:: What needs to be done ::
Copy the following lines word for word, beginning with the line containing "Detect and localize" and continuing through the line containing "bug-icon[interactable] <box>1193 33".

:: Data supplied ::
*-*-*

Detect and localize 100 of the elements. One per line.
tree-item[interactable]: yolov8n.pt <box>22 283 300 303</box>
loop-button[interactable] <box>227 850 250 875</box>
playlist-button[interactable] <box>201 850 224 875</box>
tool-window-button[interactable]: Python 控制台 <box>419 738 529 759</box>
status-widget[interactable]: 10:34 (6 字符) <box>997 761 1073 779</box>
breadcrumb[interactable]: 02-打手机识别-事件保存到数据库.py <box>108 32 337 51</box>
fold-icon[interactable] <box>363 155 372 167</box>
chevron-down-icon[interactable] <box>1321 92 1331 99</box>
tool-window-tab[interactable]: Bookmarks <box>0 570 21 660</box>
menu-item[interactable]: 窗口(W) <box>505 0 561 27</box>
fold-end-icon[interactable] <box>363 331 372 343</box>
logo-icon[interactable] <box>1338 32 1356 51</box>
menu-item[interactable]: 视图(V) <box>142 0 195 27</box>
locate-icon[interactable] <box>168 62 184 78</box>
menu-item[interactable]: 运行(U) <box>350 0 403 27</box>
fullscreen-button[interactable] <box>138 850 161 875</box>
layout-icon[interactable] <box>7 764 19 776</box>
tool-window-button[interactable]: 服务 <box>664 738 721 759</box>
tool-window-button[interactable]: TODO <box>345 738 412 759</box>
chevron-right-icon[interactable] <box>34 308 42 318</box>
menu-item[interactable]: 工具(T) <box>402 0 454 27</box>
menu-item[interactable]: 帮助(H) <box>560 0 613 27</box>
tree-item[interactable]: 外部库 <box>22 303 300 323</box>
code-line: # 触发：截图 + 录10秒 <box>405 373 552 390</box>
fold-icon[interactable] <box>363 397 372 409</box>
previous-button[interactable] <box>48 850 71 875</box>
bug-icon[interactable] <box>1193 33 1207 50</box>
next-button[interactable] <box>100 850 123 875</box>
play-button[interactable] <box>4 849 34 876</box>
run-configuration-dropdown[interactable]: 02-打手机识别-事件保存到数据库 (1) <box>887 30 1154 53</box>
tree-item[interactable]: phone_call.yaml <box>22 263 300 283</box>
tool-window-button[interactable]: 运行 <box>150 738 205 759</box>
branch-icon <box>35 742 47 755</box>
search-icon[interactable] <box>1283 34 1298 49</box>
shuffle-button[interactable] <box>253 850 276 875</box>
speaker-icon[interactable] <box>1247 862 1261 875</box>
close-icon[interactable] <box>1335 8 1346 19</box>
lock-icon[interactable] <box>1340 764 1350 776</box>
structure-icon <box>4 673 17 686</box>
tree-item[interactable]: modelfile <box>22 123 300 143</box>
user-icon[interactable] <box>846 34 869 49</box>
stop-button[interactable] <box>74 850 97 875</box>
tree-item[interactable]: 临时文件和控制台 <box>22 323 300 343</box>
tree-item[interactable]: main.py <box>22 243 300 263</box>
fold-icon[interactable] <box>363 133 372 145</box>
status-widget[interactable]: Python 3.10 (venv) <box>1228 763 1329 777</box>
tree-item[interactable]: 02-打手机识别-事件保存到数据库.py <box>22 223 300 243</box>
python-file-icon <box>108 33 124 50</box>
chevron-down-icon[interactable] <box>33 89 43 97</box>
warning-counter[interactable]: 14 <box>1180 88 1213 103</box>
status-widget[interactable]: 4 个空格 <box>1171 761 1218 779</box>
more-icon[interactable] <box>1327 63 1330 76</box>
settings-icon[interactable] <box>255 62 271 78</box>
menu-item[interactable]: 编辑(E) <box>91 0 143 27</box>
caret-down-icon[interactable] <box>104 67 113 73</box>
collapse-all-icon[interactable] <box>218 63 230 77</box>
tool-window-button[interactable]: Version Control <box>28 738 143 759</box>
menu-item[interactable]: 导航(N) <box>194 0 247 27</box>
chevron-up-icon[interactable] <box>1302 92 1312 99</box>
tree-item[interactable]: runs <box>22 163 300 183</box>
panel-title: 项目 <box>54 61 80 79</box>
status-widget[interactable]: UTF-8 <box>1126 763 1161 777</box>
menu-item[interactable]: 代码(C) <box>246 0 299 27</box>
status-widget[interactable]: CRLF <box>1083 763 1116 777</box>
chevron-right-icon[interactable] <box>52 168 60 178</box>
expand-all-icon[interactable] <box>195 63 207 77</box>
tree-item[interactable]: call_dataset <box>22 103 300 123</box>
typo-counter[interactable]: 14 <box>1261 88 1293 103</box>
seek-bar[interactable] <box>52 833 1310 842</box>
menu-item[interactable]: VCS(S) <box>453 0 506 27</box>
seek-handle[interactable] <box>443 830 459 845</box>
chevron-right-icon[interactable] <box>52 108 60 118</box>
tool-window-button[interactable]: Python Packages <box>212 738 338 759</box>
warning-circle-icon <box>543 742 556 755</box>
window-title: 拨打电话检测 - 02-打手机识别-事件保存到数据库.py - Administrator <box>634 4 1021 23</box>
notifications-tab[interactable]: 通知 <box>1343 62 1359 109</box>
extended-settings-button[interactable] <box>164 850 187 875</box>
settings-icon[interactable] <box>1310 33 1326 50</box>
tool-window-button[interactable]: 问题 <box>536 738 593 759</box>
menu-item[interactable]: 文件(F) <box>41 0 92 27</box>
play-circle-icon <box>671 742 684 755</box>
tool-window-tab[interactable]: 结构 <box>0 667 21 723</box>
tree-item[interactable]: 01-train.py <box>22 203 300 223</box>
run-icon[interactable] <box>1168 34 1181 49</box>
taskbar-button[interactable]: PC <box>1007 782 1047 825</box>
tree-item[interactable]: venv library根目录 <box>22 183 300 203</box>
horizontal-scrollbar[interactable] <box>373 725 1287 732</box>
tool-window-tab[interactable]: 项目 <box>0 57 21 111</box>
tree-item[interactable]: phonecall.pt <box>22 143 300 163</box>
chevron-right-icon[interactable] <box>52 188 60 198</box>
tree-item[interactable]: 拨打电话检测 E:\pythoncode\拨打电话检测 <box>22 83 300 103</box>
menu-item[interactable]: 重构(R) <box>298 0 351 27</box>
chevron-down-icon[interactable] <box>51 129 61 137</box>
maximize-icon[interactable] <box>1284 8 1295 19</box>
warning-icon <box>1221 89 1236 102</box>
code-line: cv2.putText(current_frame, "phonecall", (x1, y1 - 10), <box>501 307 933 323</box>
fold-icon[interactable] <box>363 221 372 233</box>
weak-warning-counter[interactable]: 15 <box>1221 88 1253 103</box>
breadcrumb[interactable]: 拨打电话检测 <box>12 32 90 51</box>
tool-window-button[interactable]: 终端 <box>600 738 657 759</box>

*-*-*

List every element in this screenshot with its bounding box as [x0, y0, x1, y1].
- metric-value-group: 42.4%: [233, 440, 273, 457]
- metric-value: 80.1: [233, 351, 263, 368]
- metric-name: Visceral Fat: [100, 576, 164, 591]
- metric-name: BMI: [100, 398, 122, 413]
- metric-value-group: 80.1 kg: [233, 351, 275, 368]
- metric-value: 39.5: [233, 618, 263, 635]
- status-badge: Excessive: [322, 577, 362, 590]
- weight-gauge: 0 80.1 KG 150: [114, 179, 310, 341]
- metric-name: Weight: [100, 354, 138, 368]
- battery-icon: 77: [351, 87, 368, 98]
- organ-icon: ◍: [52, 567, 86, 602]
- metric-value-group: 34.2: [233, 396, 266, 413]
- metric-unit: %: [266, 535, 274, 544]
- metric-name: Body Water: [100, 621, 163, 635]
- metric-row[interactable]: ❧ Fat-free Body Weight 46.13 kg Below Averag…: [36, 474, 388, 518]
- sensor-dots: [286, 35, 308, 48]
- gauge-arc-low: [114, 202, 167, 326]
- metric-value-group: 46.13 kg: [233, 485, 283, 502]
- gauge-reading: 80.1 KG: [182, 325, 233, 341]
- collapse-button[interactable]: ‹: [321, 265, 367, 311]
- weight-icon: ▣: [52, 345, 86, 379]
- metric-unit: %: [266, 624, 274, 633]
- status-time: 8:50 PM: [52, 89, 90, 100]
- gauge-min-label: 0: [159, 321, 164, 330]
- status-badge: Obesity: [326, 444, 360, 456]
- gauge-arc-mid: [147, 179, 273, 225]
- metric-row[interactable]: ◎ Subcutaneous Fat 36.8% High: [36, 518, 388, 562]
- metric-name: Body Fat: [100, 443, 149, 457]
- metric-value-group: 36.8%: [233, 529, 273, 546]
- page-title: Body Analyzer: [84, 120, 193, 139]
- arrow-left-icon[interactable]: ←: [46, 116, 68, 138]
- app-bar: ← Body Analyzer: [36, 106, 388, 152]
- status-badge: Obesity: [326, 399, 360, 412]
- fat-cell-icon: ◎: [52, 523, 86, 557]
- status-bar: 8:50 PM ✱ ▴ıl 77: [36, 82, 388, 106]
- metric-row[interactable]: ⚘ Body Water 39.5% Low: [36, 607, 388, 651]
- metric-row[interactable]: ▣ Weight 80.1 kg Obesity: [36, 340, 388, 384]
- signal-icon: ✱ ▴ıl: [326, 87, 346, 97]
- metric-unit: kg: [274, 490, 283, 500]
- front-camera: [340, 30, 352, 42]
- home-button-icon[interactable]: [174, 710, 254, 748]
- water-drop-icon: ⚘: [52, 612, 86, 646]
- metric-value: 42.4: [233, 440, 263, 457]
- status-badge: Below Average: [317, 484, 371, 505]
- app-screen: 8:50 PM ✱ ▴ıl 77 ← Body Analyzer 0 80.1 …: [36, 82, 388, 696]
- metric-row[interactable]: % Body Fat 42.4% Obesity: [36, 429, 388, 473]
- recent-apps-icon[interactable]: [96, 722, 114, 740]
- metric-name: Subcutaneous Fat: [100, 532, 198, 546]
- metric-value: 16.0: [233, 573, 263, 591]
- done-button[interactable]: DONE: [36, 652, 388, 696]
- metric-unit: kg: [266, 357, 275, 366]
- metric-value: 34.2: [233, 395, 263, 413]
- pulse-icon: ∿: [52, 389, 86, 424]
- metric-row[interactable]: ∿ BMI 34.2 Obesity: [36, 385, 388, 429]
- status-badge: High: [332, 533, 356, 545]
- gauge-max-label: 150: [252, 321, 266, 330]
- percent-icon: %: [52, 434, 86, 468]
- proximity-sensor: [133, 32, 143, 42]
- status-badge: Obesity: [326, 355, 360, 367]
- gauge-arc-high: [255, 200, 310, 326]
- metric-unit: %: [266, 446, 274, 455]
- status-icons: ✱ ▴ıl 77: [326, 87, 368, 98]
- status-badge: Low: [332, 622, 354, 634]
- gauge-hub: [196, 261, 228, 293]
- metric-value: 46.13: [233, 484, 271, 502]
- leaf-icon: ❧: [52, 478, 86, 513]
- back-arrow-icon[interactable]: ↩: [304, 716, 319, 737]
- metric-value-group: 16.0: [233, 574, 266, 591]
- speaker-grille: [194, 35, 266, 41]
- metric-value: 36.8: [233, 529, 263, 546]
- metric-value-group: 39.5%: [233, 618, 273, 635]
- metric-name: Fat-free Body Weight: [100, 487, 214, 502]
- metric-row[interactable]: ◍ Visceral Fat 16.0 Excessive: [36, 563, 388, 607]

*-*-*

:: Expected output ::
Detect and localize 100 of the elements. One per line.
tree-item[interactable]: yolov8n.pt <box>22 283 300 303</box>
loop-button[interactable] <box>227 850 250 875</box>
playlist-button[interactable] <box>201 850 224 875</box>
tool-window-button[interactable]: Python 控制台 <box>419 738 529 759</box>
status-widget[interactable]: 10:34 (6 字符) <box>997 761 1073 779</box>
breadcrumb[interactable]: 02-打手机识别-事件保存到数据库.py <box>108 32 337 51</box>
fold-icon[interactable] <box>363 155 372 167</box>
chevron-down-icon[interactable] <box>1321 92 1331 99</box>
tool-window-tab[interactable]: Bookmarks <box>0 570 21 660</box>
menu-item[interactable]: 窗口(W) <box>505 0 561 27</box>
fold-end-icon[interactable] <box>363 331 372 343</box>
logo-icon[interactable] <box>1338 32 1356 51</box>
menu-item[interactable]: 视图(V) <box>142 0 195 27</box>
locate-icon[interactable] <box>168 62 184 78</box>
menu-item[interactable]: 运行(U) <box>350 0 403 27</box>
fullscreen-button[interactable] <box>138 850 161 875</box>
layout-icon[interactable] <box>7 764 19 776</box>
tool-window-button[interactable]: 服务 <box>664 738 721 759</box>
tool-window-button[interactable]: TODO <box>345 738 412 759</box>
chevron-right-icon[interactable] <box>34 308 42 318</box>
menu-item[interactable]: 工具(T) <box>402 0 454 27</box>
menu-item[interactable]: 帮助(H) <box>560 0 613 27</box>
tree-item[interactable]: 外部库 <box>22 303 300 323</box>
code-line: # 触发：截图 + 录10秒 <box>405 373 552 390</box>
fold-icon[interactable] <box>363 397 372 409</box>
previous-button[interactable] <box>48 850 71 875</box>
bug-icon[interactable] <box>1193 33 1207 50</box>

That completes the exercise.